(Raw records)
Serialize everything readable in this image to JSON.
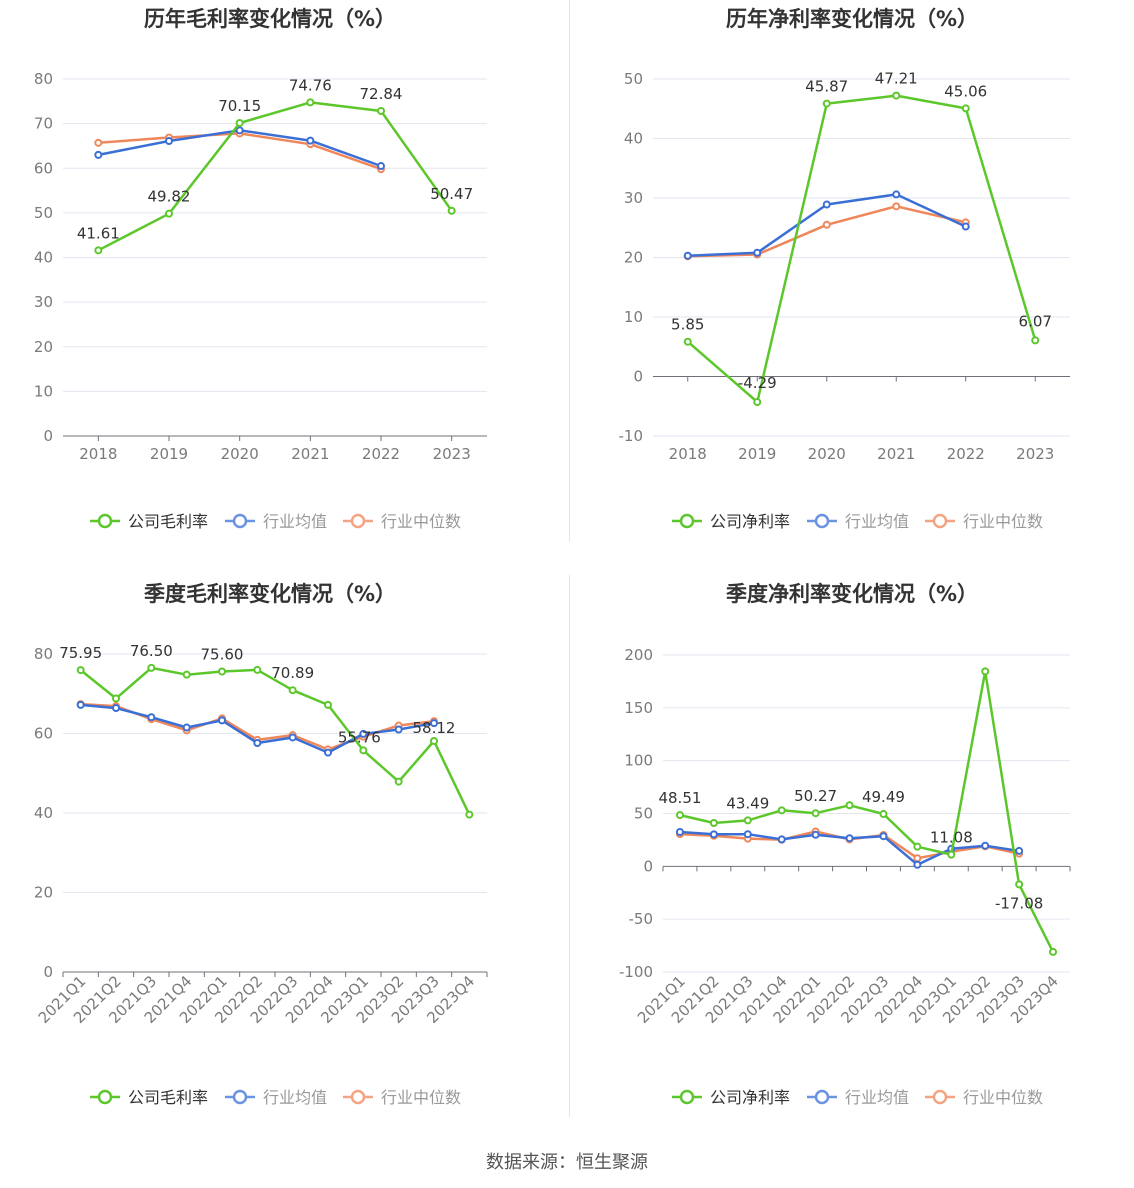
{
  "source_text": "数据来源：恒生聚源",
  "colors": {
    "company": "#5cc72b",
    "avg": "#3b6fd6",
    "median": "#f0875a"
  },
  "chart_data": [
    {
      "type": "line",
      "title": "历年毛利率变化情况（%）",
      "categories": [
        "2018",
        "2019",
        "2020",
        "2021",
        "2022",
        "2023"
      ],
      "ylim": [
        0,
        80
      ],
      "yticks": [
        0,
        10,
        20,
        30,
        40,
        50,
        60,
        70,
        80
      ],
      "grid": true,
      "legend_position": "bottom",
      "series": [
        {
          "name": "公司毛利率",
          "key": "company",
          "values": [
            41.61,
            49.82,
            70.15,
            74.76,
            72.84,
            50.47
          ]
        },
        {
          "name": "行业均值",
          "key": "avg",
          "values": [
            63.0,
            66.1,
            68.5,
            66.2,
            60.5,
            null
          ]
        },
        {
          "name": "行业中位数",
          "key": "median",
          "values": [
            65.7,
            66.9,
            67.8,
            65.4,
            59.8,
            null
          ]
        }
      ],
      "data_labels": [
        {
          "index": 0,
          "text": "41.61"
        },
        {
          "index": 1,
          "text": "49.82"
        },
        {
          "index": 2,
          "text": "70.15"
        },
        {
          "index": 3,
          "text": "74.76"
        },
        {
          "index": 4,
          "text": "72.84"
        },
        {
          "index": 5,
          "text": "50.47"
        }
      ]
    },
    {
      "type": "line",
      "title": "历年净利率变化情况（%）",
      "categories": [
        "2018",
        "2019",
        "2020",
        "2021",
        "2022",
        "2023"
      ],
      "ylim": [
        -10,
        50
      ],
      "yticks": [
        -10,
        0,
        10,
        20,
        30,
        40,
        50
      ],
      "grid": true,
      "legend_position": "bottom",
      "series": [
        {
          "name": "公司净利率",
          "key": "company",
          "values": [
            5.85,
            -4.29,
            45.87,
            47.21,
            45.06,
            6.07
          ]
        },
        {
          "name": "行业均值",
          "key": "avg",
          "values": [
            20.3,
            20.8,
            28.9,
            30.6,
            25.2,
            null
          ]
        },
        {
          "name": "行业中位数",
          "key": "median",
          "values": [
            20.2,
            20.5,
            25.5,
            28.6,
            25.9,
            null
          ]
        }
      ],
      "data_labels": [
        {
          "index": 0,
          "text": "5.85"
        },
        {
          "index": 1,
          "text": "-4.29"
        },
        {
          "index": 2,
          "text": "45.87"
        },
        {
          "index": 3,
          "text": "47.21"
        },
        {
          "index": 4,
          "text": "45.06"
        },
        {
          "index": 5,
          "text": "6.07"
        }
      ]
    },
    {
      "type": "line",
      "title": "季度毛利率变化情况（%）",
      "categories": [
        "2021Q1",
        "2021Q2",
        "2021Q3",
        "2021Q4",
        "2022Q1",
        "2022Q2",
        "2022Q3",
        "2022Q4",
        "2023Q1",
        "2023Q2",
        "2023Q3",
        "2023Q4"
      ],
      "ylim": [
        0,
        80
      ],
      "yticks": [
        0,
        20,
        40,
        60,
        80
      ],
      "grid": true,
      "legend_position": "bottom",
      "series": [
        {
          "name": "公司毛利率",
          "key": "company",
          "values": [
            75.95,
            68.8,
            76.5,
            74.8,
            75.6,
            76.0,
            70.89,
            67.2,
            55.76,
            47.9,
            58.12,
            39.6
          ]
        },
        {
          "name": "行业均值",
          "key": "avg",
          "values": [
            67.2,
            66.4,
            64.1,
            61.5,
            63.3,
            57.6,
            59.0,
            55.2,
            59.9,
            61.0,
            62.6,
            null
          ]
        },
        {
          "name": "行业中位数",
          "key": "median",
          "values": [
            67.4,
            66.9,
            63.6,
            60.8,
            63.8,
            58.4,
            59.6,
            56.0,
            59.2,
            62.0,
            63.1,
            null
          ]
        }
      ],
      "data_labels": [
        {
          "index": 0,
          "text": "75.95"
        },
        {
          "index": 2,
          "text": "76.50"
        },
        {
          "index": 4,
          "text": "75.60"
        },
        {
          "index": 6,
          "text": "70.89"
        },
        {
          "index": 8,
          "text": "55.76"
        },
        {
          "index": 10,
          "text": "58.12"
        }
      ]
    },
    {
      "type": "line",
      "title": "季度净利率变化情况（%）",
      "categories": [
        "2021Q1",
        "2021Q2",
        "2021Q3",
        "2021Q4",
        "2022Q1",
        "2022Q2",
        "2022Q3",
        "2022Q4",
        "2023Q1",
        "2023Q2",
        "2023Q3",
        "2023Q4"
      ],
      "ylim": [
        -100,
        200
      ],
      "yticks": [
        -100,
        -50,
        0,
        50,
        100,
        150,
        200
      ],
      "grid": true,
      "legend_position": "bottom",
      "series": [
        {
          "name": "公司净利率",
          "key": "company",
          "values": [
            48.51,
            41.0,
            43.49,
            53.0,
            50.27,
            57.8,
            49.49,
            18.6,
            11.08,
            184.5,
            -17.08,
            -81.0
          ]
        },
        {
          "name": "行业均值",
          "key": "avg",
          "values": [
            32.5,
            30.3,
            30.4,
            25.5,
            29.9,
            26.6,
            28.5,
            1.5,
            16.6,
            19.5,
            14.6,
            null
          ]
        },
        {
          "name": "行业中位数",
          "key": "median",
          "values": [
            30.5,
            28.9,
            26.2,
            25.2,
            33.0,
            25.5,
            29.7,
            7.7,
            13.8,
            19.0,
            12.0,
            null
          ]
        }
      ],
      "data_labels": [
        {
          "index": 0,
          "text": "48.51"
        },
        {
          "index": 2,
          "text": "43.49"
        },
        {
          "index": 4,
          "text": "50.27"
        },
        {
          "index": 6,
          "text": "49.49"
        },
        {
          "index": 8,
          "text": "11.08"
        },
        {
          "index": 10,
          "text": "-17.08"
        }
      ]
    }
  ]
}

The problem
Quote the data above in full and without alteration; skip the pictures.

The output
Serialize everything readable in this image to JSON.
{
  "source_text": "数据来源：恒生聚源",
  "colors": {
    "company": "#5cc72b",
    "avg": "#3b6fd6",
    "median": "#f0875a"
  },
  "chart_data": [
    {
      "type": "line",
      "title": "历年毛利率变化情况（%）",
      "categories": [
        "2018",
        "2019",
        "2020",
        "2021",
        "2022",
        "2023"
      ],
      "ylim": [
        0,
        80
      ],
      "yticks": [
        0,
        10,
        20,
        30,
        40,
        50,
        60,
        70,
        80
      ],
      "grid": true,
      "legend_position": "bottom",
      "series": [
        {
          "name": "公司毛利率",
          "key": "company",
          "values": [
            41.61,
            49.82,
            70.15,
            74.76,
            72.84,
            50.47
          ]
        },
        {
          "name": "行业均值",
          "key": "avg",
          "values": [
            63.0,
            66.1,
            68.5,
            66.2,
            60.5,
            null
          ]
        },
        {
          "name": "行业中位数",
          "key": "median",
          "values": [
            65.7,
            66.9,
            67.8,
            65.4,
            59.8,
            null
          ]
        }
      ],
      "data_labels": [
        {
          "index": 0,
          "text": "41.61"
        },
        {
          "index": 1,
          "text": "49.82"
        },
        {
          "index": 2,
          "text": "70.15"
        },
        {
          "index": 3,
          "text": "74.76"
        },
        {
          "index": 4,
          "text": "72.84"
        },
        {
          "index": 5,
          "text": "50.47"
        }
      ]
    },
    {
      "type": "line",
      "title": "历年净利率变化情况（%）",
      "categories": [
        "2018",
        "2019",
        "2020",
        "2021",
        "2022",
        "2023"
      ],
      "ylim": [
        -10,
        50
      ],
      "yticks": [
        -10,
        0,
        10,
        20,
        30,
        40,
        50
      ],
      "grid": true,
      "legend_position": "bottom",
      "series": [
        {
          "name": "公司净利率",
          "key": "company",
          "values": [
            5.85,
            -4.29,
            45.87,
            47.21,
            45.06,
            6.07
          ]
        },
        {
          "name": "行业均值",
          "key": "avg",
          "values": [
            20.3,
            20.8,
            28.9,
            30.6,
            25.2,
            null
          ]
        },
        {
          "name": "行业中位数",
          "key": "median",
          "values": [
            20.2,
            20.5,
            25.5,
            28.6,
            25.9,
            null
          ]
        }
      ],
      "data_labels": [
        {
          "index": 0,
          "text": "5.85"
        },
        {
          "index": 1,
          "text": "-4.29"
        },
        {
          "index": 2,
          "text": "45.87"
        },
        {
          "index": 3,
          "text": "47.21"
        },
        {
          "index": 4,
          "text": "45.06"
        },
        {
          "index": 5,
          "text": "6.07"
        }
      ]
    },
    {
      "type": "line",
      "title": "季度毛利率变化情况（%）",
      "categories": [
        "2021Q1",
        "2021Q2",
        "2021Q3",
        "2021Q4",
        "2022Q1",
        "2022Q2",
        "2022Q3",
        "2022Q4",
        "2023Q1",
        "2023Q2",
        "2023Q3",
        "2023Q4"
      ],
      "ylim": [
        0,
        80
      ],
      "yticks": [
        0,
        20,
        40,
        60,
        80
      ],
      "grid": true,
      "legend_position": "bottom",
      "series": [
        {
          "name": "公司毛利率",
          "key": "company",
          "values": [
            75.95,
            68.8,
            76.5,
            74.8,
            75.6,
            76.0,
            70.89,
            67.2,
            55.76,
            47.9,
            58.12,
            39.6
          ]
        },
        {
          "name": "行业均值",
          "key": "avg",
          "values": [
            67.2,
            66.4,
            64.1,
            61.5,
            63.3,
            57.6,
            59.0,
            55.2,
            59.9,
            61.0,
            62.6,
            null
          ]
        },
        {
          "name": "行业中位数",
          "key": "median",
          "values": [
            67.4,
            66.9,
            63.6,
            60.8,
            63.8,
            58.4,
            59.6,
            56.0,
            59.2,
            62.0,
            63.1,
            null
          ]
        }
      ],
      "data_labels": [
        {
          "index": 0,
          "text": "75.95"
        },
        {
          "index": 2,
          "text": "76.50"
        },
        {
          "index": 4,
          "text": "75.60"
        },
        {
          "index": 6,
          "text": "70.89"
        },
        {
          "index": 8,
          "text": "55.76"
        },
        {
          "index": 10,
          "text": "58.12"
        }
      ]
    },
    {
      "type": "line",
      "title": "季度净利率变化情况（%）",
      "categories": [
        "2021Q1",
        "2021Q2",
        "2021Q3",
        "2021Q4",
        "2022Q1",
        "2022Q2",
        "2022Q3",
        "2022Q4",
        "2023Q1",
        "2023Q2",
        "2023Q3",
        "2023Q4"
      ],
      "ylim": [
        -100,
        200
      ],
      "yticks": [
        -100,
        -50,
        0,
        50,
        100,
        150,
        200
      ],
      "grid": true,
      "legend_position": "bottom",
      "series": [
        {
          "name": "公司净利率",
          "key": "company",
          "values": [
            48.51,
            41.0,
            43.49,
            53.0,
            50.27,
            57.8,
            49.49,
            18.6,
            11.08,
            184.5,
            -17.08,
            -81.0
          ]
        },
        {
          "name": "行业均值",
          "key": "avg",
          "values": [
            32.5,
            30.3,
            30.4,
            25.5,
            29.9,
            26.6,
            28.5,
            1.5,
            16.6,
            19.5,
            14.6,
            null
          ]
        },
        {
          "name": "行业中位数",
          "key": "median",
          "values": [
            30.5,
            28.9,
            26.2,
            25.2,
            33.0,
            25.5,
            29.7,
            7.7,
            13.8,
            19.0,
            12.0,
            null
          ]
        }
      ],
      "data_labels": [
        {
          "index": 0,
          "text": "48.51"
        },
        {
          "index": 2,
          "text": "43.49"
        },
        {
          "index": 4,
          "text": "50.27"
        },
        {
          "index": 6,
          "text": "49.49"
        },
        {
          "index": 8,
          "text": "11.08"
        },
        {
          "index": 10,
          "text": "-17.08"
        }
      ]
    }
  ]
}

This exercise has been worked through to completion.